> _Stated goal_:
Transcribe all records exactly.

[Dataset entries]
* * * * * * *
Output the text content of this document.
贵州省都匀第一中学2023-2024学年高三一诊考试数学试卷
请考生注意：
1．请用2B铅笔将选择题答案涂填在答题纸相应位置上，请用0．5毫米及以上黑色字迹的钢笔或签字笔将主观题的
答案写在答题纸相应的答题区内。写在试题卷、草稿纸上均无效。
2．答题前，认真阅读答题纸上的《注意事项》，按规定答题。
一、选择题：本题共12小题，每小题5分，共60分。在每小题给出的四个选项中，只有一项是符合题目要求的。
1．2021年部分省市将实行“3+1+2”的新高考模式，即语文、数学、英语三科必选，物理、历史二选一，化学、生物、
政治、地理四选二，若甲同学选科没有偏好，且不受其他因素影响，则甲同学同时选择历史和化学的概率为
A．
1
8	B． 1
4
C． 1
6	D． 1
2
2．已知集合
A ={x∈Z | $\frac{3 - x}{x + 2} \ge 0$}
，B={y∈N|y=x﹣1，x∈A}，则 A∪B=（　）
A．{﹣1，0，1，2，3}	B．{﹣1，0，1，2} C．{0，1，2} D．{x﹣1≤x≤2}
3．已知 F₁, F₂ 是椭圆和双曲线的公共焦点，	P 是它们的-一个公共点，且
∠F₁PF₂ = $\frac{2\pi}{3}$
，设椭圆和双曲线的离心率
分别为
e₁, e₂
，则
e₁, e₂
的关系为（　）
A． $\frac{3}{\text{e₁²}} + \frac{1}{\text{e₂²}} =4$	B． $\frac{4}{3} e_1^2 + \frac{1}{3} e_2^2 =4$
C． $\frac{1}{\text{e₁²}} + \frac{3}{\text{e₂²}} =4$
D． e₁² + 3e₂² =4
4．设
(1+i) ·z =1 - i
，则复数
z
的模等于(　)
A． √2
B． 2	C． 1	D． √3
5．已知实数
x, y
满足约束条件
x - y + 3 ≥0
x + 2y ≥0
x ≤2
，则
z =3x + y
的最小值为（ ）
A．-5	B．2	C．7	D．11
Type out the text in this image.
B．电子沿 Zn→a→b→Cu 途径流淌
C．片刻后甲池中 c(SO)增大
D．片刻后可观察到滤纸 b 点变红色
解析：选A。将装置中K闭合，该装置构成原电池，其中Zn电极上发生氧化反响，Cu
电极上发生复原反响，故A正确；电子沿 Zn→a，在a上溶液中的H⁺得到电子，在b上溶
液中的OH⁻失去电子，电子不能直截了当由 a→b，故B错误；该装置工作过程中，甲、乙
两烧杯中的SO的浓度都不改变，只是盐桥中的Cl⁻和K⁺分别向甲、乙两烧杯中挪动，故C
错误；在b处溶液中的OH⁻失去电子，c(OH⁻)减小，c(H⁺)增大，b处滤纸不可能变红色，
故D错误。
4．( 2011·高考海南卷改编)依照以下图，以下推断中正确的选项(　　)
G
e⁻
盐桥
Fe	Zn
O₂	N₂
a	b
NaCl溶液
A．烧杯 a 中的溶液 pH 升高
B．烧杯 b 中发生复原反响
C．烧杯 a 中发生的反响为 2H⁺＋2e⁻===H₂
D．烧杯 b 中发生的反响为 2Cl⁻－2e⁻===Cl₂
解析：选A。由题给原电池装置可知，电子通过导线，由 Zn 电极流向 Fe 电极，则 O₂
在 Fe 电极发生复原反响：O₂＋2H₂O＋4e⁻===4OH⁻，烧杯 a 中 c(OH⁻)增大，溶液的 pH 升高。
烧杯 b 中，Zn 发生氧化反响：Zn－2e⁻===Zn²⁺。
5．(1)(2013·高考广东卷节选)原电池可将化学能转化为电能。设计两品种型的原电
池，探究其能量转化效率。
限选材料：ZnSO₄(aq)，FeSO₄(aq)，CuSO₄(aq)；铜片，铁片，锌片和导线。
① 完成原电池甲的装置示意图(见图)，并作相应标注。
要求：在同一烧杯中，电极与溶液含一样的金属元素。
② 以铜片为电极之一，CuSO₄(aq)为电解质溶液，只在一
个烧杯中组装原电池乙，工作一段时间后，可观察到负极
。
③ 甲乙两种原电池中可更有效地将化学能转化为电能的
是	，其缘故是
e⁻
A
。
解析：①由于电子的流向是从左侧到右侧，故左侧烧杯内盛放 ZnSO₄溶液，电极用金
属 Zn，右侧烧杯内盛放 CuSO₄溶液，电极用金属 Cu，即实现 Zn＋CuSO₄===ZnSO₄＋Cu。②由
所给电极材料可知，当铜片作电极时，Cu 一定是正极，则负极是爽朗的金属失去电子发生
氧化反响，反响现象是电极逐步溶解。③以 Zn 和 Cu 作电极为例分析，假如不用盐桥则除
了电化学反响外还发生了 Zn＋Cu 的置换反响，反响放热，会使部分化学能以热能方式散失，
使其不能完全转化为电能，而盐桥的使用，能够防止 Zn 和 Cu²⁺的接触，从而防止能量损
* * * * * * *
> _Full response_:
Output the text content of this document.
贵州省都匀第一中学2023-2024学年高三一诊考试数学试卷
请考生注意：
1．请用2B铅笔将选择题答案涂填在答题纸相应位置上，请用0．5毫米及以上黑色字迹的钢笔或签字笔将主观题的
答案写在答题纸相应的答题区内。写在试题卷、草稿纸上均无效。
2．答题前，认真阅读答题纸上的《注意事项》，按规定答题。
一、选择题：本题共12小题，每小题5分，共60分。在每小题给出的四个选项中，只有一项是符合题目要求的。
1．2021年部分省市将实行“3+1+2”的新高考模式，即语文、数学、英语三科必选，物理、历史二选一，化学、生物、
政治、地理四选二，若甲同学选科没有偏好，且不受其他因素影响，则甲同学同时选择历史和化学的概率为
A．
1
8	B． 1
4
C． 1
6	D． 1
2
2．已知集合
A ={x∈Z | $\frac{3 - x}{x + 2} \ge 0$}
，B={y∈N|y=x﹣1，x∈A}，则 A∪B=（　）
A．{﹣1，0，1，2，3}	B．{﹣1，0，1，2} C．{0，1，2} D．{x﹣1≤x≤2}
3．已知 F₁, F₂ 是椭圆和双曲线的公共焦点，	P 是它们的-一个公共点，且
∠F₁PF₂ = $\frac{2\pi}{3}$
，设椭圆和双曲线的离心率
分别为
e₁, e₂
，则
e₁, e₂
的关系为（　）
A． $\frac{3}{\text{e₁²}} + \frac{1}{\text{e₂²}} =4$	B． $\frac{4}{3} e_1^2 + \frac{1}{3} e_2^2 =4$
C． $\frac{1}{\text{e₁²}} + \frac{3}{\text{e₂²}} =4$
D． e₁² + 3e₂² =4
4．设
(1+i) ·z =1 - i
，则复数
z
的模等于(　)
A． √2
B． 2	C． 1	D． √3
5．已知实数
x, y
满足约束条件
x - y + 3 ≥0
x + 2y ≥0
x ≤2
，则
z =3x + y
的最小值为（ ）
A．-5	B．2	C．7	D．11
Type out the text in this image.
B．电子沿 Zn→a→b→Cu 途径流淌
C．片刻后甲池中 c(SO)增大
D．片刻后可观察到滤纸 b 点变红色
解析：选A。将装置中K闭合，该装置构成原电池，其中Zn电极上发生氧化反响，Cu
电极上发生复原反响，故A正确；电子沿 Zn→a，在a上溶液中的H⁺得到电子，在b上溶
液中的OH⁻失去电子，电子不能直截了当由 a→b，故B错误；该装置工作过程中，甲、乙
两烧杯中的SO的浓度都不改变，只是盐桥中的Cl⁻和K⁺分别向甲、乙两烧杯中挪动，故C
错误；在b处溶液中的OH⁻失去电子，c(OH⁻)减小，c(H⁺)增大，b处滤纸不可能变红色，
故D错误。
4．( 2011·高考海南卷改编)依照以下图，以下推断中正确的选项(　　)
G
e⁻
盐桥
Fe	Zn
O₂	N₂
a	b
NaCl溶液
A．烧杯 a 中的溶液 pH 升高
B．烧杯 b 中发生复原反响
C．烧杯 a 中发生的反响为 2H⁺＋2e⁻===H₂
D．烧杯 b 中发生的反响为 2Cl⁻－2e⁻===Cl₂
解析：选A。由题给原电池装置可知，电子通过导线，由 Zn 电极流向 Fe 电极，则 O₂
在 Fe 电极发生复原反响：O₂＋2H₂O＋4e⁻===4OH⁻，烧杯 a 中 c(OH⁻)增大，溶液的 pH 升高。
烧杯 b 中，Zn 发生氧化反响：Zn－2e⁻===Zn²⁺。
5．(1)(2013·高考广东卷节选)原电池可将化学能转化为电能。设计两品种型的原电
池，探究其能量转化效率。
限选材料：ZnSO₄(aq)，FeSO₄(aq)，CuSO₄(aq)；铜片，铁片，锌片和导线。
① 完成原电池甲的装置示意图(见图)，并作相应标注。
要求：在同一烧杯中，电极与溶液含一样的金属元素。
② 以铜片为电极之一，CuSO₄(aq)为电解质溶液，只在一
个烧杯中组装原电池乙，工作一段时间后，可观察到负极
。
③ 甲乙两种原电池中可更有效地将化学能转化为电能的
是	，其缘故是
e⁻
A
。
解析：①由于电子的流向是从左侧到右侧，故左侧烧杯内盛放 ZnSO₄溶液，电极用金
属 Zn，右侧烧杯内盛放 CuSO₄溶液，电极用金属 Cu，即实现 Zn＋CuSO₄===ZnSO₄＋Cu。②由
所给电极材料可知，当铜片作电极时，Cu 一定是正极，则负极是爽朗的金属失去电子发生
氧化反响，反响现象是电极逐步溶解。③以 Zn 和 Cu 作电极为例分析，假如不用盐桥则除
了电化学反响外还发生了 Zn＋Cu 的置换反响，反响放热，会使部分化学能以热能方式散失，
使其不能完全转化为电能，而盐桥的使用，能够防止 Zn 和 Cu²⁺的接触，从而防止能量损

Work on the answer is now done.